►
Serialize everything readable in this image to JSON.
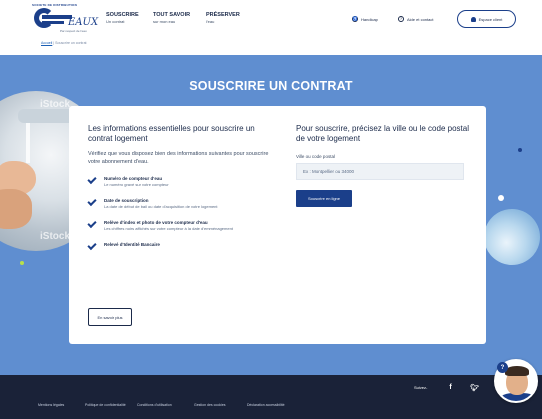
{
  "header": {
    "logo": {
      "top_text": "SOCIETE DE DISTRIBUTION",
      "word": "EAUX",
      "tagline": "Par respect de l'eau"
    },
    "nav": [
      {
        "title": "SOUSCRIRE",
        "sub": "Un contrat"
      },
      {
        "title": "TOUT SAVOIR",
        "sub": "sur mon eau"
      },
      {
        "title": "PRÉSERVER",
        "sub": "l'eau"
      }
    ],
    "handicap": "Handicap",
    "contact": "Aide et contact",
    "espace_client": "Espace client"
  },
  "breadcrumb": {
    "home": "Accueil",
    "current": "| Souscrire un contrat"
  },
  "hero": {
    "title": "SOUSCRIRE UN CONTRAT",
    "watermark": "iStock"
  },
  "card": {
    "left": {
      "heading": "Les informations essentielles pour souscrire un contrat logement",
      "intro": "Vérifiez que vous disposez bien des informations suivantes pour souscrire votre abonnement d'eau.",
      "items": [
        {
          "title": "Numéro de compteur d'eau",
          "desc": "Le numéro gravé sur votre compteur"
        },
        {
          "title": "Date de souscription",
          "desc": "La date de début de bail ou date d'acquisition de votre logement"
        },
        {
          "title": "Relève d'index et photo de votre compteur d'eau",
          "desc": "Les chiffres noirs affichés sur votre compteur à la date d'emménagement"
        },
        {
          "title": "Relevé d'Identité Bancaire",
          "desc": ""
        }
      ],
      "more_button": "En savoir plus"
    },
    "right": {
      "heading": "Pour souscrire, précisez la ville ou le code postal de votre logement",
      "field_label": "Ville ou code postal",
      "field_value": "Ex : Montpellier ou 34000",
      "submit": "Souscrire en ligne"
    }
  },
  "footer": {
    "suivez": "Suivez-",
    "links": [
      "Mentions légales",
      "Politique de confidentialité",
      "Conditions d'utilisation",
      "Gestion des cookies",
      "Déclaration accessibilité"
    ]
  },
  "chat": {
    "badge": "?"
  },
  "colors": {
    "primary": "#1b3f8a",
    "hero": "#5f8ed0",
    "footer": "#1a2238"
  }
}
◄
- **Exercise aim**: State how many lines of the listing include "postal", and nothing more.

- **Solution to this task**: 2